Record extracts |

>> BEGIN

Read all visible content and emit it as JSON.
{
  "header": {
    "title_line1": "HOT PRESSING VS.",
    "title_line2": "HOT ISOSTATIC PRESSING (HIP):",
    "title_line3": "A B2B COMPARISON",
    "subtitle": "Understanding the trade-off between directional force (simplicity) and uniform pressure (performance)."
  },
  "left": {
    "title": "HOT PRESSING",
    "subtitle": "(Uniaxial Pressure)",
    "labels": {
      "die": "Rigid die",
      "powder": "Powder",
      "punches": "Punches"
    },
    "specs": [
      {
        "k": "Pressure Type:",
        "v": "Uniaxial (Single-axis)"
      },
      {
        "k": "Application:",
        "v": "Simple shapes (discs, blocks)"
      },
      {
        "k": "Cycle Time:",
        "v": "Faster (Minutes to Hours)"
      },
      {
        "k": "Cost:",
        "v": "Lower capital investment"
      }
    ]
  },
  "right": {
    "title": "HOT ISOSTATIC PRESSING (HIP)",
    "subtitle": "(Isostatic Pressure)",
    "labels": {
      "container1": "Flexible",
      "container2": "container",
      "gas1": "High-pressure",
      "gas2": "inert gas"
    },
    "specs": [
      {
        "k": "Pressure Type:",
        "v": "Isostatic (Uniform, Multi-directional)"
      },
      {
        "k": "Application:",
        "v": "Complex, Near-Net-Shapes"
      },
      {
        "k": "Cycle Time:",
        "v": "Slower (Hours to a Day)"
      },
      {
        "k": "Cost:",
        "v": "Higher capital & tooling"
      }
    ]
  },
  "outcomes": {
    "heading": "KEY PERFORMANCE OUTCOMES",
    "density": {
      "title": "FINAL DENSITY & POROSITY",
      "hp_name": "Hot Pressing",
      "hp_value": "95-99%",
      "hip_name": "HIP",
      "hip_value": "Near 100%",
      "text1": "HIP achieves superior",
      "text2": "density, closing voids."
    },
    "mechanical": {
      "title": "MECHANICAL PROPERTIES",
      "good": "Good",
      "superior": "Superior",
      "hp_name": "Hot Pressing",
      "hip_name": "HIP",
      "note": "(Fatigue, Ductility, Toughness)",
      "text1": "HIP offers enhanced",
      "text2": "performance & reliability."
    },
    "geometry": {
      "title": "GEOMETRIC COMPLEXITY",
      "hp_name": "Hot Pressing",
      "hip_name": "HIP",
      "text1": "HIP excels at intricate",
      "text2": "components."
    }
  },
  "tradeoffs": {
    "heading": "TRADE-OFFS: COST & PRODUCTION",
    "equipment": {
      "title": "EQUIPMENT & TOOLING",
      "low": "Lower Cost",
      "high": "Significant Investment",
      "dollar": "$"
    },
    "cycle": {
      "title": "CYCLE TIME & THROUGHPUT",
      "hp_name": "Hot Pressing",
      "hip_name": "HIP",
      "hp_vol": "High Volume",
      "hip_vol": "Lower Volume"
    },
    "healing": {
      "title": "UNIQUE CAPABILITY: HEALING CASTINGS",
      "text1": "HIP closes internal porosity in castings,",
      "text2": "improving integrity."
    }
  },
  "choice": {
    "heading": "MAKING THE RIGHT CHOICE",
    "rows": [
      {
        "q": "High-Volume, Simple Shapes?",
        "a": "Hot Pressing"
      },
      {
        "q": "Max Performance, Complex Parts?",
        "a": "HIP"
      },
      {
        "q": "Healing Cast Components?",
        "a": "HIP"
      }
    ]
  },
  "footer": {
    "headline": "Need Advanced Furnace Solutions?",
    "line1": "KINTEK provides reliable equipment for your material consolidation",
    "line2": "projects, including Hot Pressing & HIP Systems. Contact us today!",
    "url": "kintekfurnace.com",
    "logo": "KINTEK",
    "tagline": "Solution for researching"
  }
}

>> END

Retype each record exactly, leaving nothing out.

Read all visible content and emit it as JSON.
{
  "header": {
    "title_line1": "HOT PRESSING VS.",
    "title_line2": "HOT ISOSTATIC PRESSING (HIP):",
    "title_line3": "A B2B COMPARISON",
    "subtitle": "Understanding the trade-off between directional force (simplicity) and uniform pressure (performance)."
  },
  "left": {
    "title": "HOT PRESSING",
    "subtitle": "(Uniaxial Pressure)",
    "labels": {
      "die": "Rigid die",
      "powder": "Powder",
      "punches": "Punches"
    },
    "specs": [
      {
        "k": "Pressure Type:",
        "v": "Uniaxial (Single-axis)"
      },
      {
        "k": "Application:",
        "v": "Simple shapes (discs, blocks)"
      },
      {
        "k": "Cycle Time:",
        "v": "Faster (Minutes to Hours)"
      },
      {
        "k": "Cost:",
        "v": "Lower capital investment"
      }
    ]
  },
  "right": {
    "title": "HOT ISOSTATIC PRESSING (HIP)",
    "subtitle": "(Isostatic Pressure)",
    "labels": {
      "container1": "Flexible",
      "container2": "container",
      "gas1": "High-pressure",
      "gas2": "inert gas"
    },
    "specs": [
      {
        "k": "Pressure Type:",
        "v": "Isostatic (Uniform, Multi-directional)"
      },
      {
        "k": "Application:",
        "v": "Complex, Near-Net-Shapes"
      },
      {
        "k": "Cycle Time:",
        "v": "Slower (Hours to a Day)"
      },
      {
        "k": "Cost:",
        "v": "Higher capital & tooling"
      }
    ]
  },
  "outcomes": {
    "heading": "KEY PERFORMANCE OUTCOMES",
    "density": {
      "title": "FINAL DENSITY & POROSITY",
      "hp_name": "Hot Pressing",
      "hp_value": "95-99%",
      "hip_name": "HIP",
      "hip_value": "Near 100%",
      "text1": "HIP achieves superior",
      "text2": "density, closing voids."
    },
    "mechanical": {
      "title": "MECHANICAL PROPERTIES",
      "good": "Good",
      "superior": "Superior",
      "hp_name": "Hot Pressing",
      "hip_name": "HIP",
      "note": "(Fatigue, Ductility, Toughness)",
      "text1": "HIP offers enhanced",
      "text2": "performance & reliability."
    },
    "geometry": {
      "title": "GEOMETRIC COMPLEXITY",
      "hp_name": "Hot Pressing",
      "hip_name": "HIP",
      "text1": "HIP excels at intricate",
      "text2": "components."
    }
  },
  "tradeoffs": {
    "heading": "TRADE-OFFS: COST & PRODUCTION",
    "equipment": {
      "title": "EQUIPMENT & TOOLING",
      "low": "Lower Cost",
      "high": "Significant Investment",
      "dollar": "$"
    },
    "cycle": {
      "title": "CYCLE TIME & THROUGHPUT",
      "hp_name": "Hot Pressing",
      "hip_name": "HIP",
      "hp_vol": "High Volume",
      "hip_vol": "Lower Volume"
    },
    "healing": {
      "title": "UNIQUE CAPABILITY: HEALING CASTINGS",
      "text1": "HIP closes internal porosity in castings,",
      "text2": "improving integrity."
    }
  },
  "choice": {
    "heading": "MAKING THE RIGHT CHOICE",
    "rows": [
      {
        "q": "High-Volume, Simple Shapes?",
        "a": "Hot Pressing"
      },
      {
        "q": "Max Performance, Complex Parts?",
        "a": "HIP"
      },
      {
        "q": "Healing Cast Components?",
        "a": "HIP"
      }
    ]
  },
  "footer": {
    "headline": "Need Advanced Furnace Solutions?",
    "line1": "KINTEK provides reliable equipment for your material consolidation",
    "line2": "projects, including Hot Pressing & HIP Systems. Contact us today!",
    "url": "kintekfurnace.com",
    "logo": "KINTEK",
    "tagline": "Solution for researching"
  }
}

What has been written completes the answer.